Read the data and repeat it in full, exactly.

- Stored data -
<<<<

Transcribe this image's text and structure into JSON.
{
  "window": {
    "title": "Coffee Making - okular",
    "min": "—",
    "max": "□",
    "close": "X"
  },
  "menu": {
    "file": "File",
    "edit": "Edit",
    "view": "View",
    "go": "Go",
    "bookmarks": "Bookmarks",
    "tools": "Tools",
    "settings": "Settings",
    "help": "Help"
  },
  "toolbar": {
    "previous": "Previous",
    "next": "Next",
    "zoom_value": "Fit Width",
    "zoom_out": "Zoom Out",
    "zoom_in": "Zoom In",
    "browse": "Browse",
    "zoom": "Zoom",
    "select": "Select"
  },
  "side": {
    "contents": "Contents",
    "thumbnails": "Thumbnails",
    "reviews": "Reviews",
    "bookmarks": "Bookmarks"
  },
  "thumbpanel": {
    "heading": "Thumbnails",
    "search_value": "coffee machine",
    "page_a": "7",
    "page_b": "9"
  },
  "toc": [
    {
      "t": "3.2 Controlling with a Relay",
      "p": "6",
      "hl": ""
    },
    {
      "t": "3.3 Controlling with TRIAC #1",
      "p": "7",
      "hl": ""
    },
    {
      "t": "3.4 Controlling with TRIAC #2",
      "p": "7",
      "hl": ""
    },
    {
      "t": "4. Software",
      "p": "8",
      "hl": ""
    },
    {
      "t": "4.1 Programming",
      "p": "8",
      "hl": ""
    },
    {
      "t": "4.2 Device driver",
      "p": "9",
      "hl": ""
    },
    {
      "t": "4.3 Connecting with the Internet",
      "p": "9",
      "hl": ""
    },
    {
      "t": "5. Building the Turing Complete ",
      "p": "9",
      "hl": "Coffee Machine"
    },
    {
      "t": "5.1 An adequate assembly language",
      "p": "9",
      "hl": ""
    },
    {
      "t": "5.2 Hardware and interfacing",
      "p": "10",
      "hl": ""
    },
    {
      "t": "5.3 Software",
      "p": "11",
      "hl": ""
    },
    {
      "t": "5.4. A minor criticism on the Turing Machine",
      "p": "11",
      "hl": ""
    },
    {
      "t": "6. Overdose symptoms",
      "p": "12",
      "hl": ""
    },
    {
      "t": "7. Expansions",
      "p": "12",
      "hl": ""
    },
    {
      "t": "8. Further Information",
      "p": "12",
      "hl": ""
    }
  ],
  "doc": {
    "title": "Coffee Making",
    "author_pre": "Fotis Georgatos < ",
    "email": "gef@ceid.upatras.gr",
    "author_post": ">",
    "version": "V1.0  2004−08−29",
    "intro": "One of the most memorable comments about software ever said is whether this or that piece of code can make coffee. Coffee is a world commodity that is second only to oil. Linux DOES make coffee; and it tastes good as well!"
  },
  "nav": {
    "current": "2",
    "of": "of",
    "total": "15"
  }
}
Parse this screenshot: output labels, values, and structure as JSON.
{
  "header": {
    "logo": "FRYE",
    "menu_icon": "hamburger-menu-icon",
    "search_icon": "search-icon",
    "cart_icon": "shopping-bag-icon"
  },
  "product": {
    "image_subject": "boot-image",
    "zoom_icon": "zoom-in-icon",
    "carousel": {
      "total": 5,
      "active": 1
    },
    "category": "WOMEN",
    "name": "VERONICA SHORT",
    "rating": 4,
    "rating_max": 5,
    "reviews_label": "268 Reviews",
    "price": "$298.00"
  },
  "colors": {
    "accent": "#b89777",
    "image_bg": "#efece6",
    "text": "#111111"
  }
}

>>>>

- SOLUTION TO THIS TASK -
Transcribe this image's text and structure into JSON.
{
  "window": {
    "title": "Coffee Making - okular",
    "min": "—",
    "max": "□",
    "close": "X"
  },
  "menu": {
    "file": "File",
    "edit": "Edit",
    "view": "View",
    "go": "Go",
    "bookmarks": "Bookmarks",
    "tools": "Tools",
    "settings": "Settings",
    "help": "Help"
  },
  "toolbar": {
    "previous": "Previous",
    "next": "Next",
    "zoom_value": "Fit Width",
    "zoom_out": "Zoom Out",
    "zoom_in": "Zoom In",
    "browse": "Browse",
    "zoom": "Zoom",
    "select": "Select"
  },
  "side": {
    "contents": "Contents",
    "thumbnails": "Thumbnails",
    "reviews": "Reviews",
    "bookmarks": "Bookmarks"
  },
  "thumbpanel": {
    "heading": "Thumbnails",
    "search_value": "coffee machine",
    "page_a": "7",
    "page_b": "9"
  },
  "toc": [
    {
      "t": "3.2 Controlling with a Relay",
      "p": "6",
      "hl": ""
    },
    {
      "t": "3.3 Controlling with TRIAC #1",
      "p": "7",
      "hl": ""
    },
    {
      "t": "3.4 Controlling with TRIAC #2",
      "p": "7",
      "hl": ""
    },
    {
      "t": "4. Software",
      "p": "8",
      "hl": ""
    },
    {
      "t": "4.1 Programming",
      "p": "8",
      "hl": ""
    },
    {
      "t": "4.2 Device driver",
      "p": "9",
      "hl": ""
    },
    {
      "t": "4.3 Connecting with the Internet",
      "p": "9",
      "hl": ""
    },
    {
      "t": "5. Building the Turing Complete ",
      "p": "9",
      "hl": "Coffee Machine"
    },
    {
      "t": "5.1 An adequate assembly language",
      "p": "9",
      "hl": ""
    },
    {
      "t": "5.2 Hardware and interfacing",
      "p": "10",
      "hl": ""
    },
    {
      "t": "5.3 Software",
      "p": "11",
      "hl": ""
    },
    {
      "t": "5.4. A minor criticism on the Turing Machine",
      "p": "11",
      "hl": ""
    },
    {
      "t": "6. Overdose symptoms",
      "p": "12",
      "hl": ""
    },
    {
      "t": "7. Expansions",
      "p": "12",
      "hl": ""
    },
    {
      "t": "8. Further Information",
      "p": "12",
      "hl": ""
    }
  ],
  "doc": {
    "title": "Coffee Making",
    "author_pre": "Fotis Georgatos < ",
    "email": "gef@ceid.upatras.gr",
    "author_post": ">",
    "version": "V1.0  2004−08−29",
    "intro": "One of the most memorable comments about software ever said is whether this or that piece of code can make coffee. Coffee is a world commodity that is second only to oil. Linux DOES make coffee; and it tastes good as well!"
  },
  "nav": {
    "current": "2",
    "of": "of",
    "total": "15"
  }
}
Parse this screenshot: output labels, values, and structure as JSON.
{
  "header": {
    "logo": "FRYE",
    "menu_icon": "hamburger-menu-icon",
    "search_icon": "search-icon",
    "cart_icon": "shopping-bag-icon"
  },
  "product": {
    "image_subject": "boot-image",
    "zoom_icon": "zoom-in-icon",
    "carousel": {
      "total": 5,
      "active": 1
    },
    "category": "WOMEN",
    "name": "VERONICA SHORT",
    "rating": 4,
    "rating_max": 5,
    "reviews_label": "268 Reviews",
    "price": "$298.00"
  },
  "colors": {
    "accent": "#b89777",
    "image_bg": "#efece6",
    "text": "#111111"
  }
}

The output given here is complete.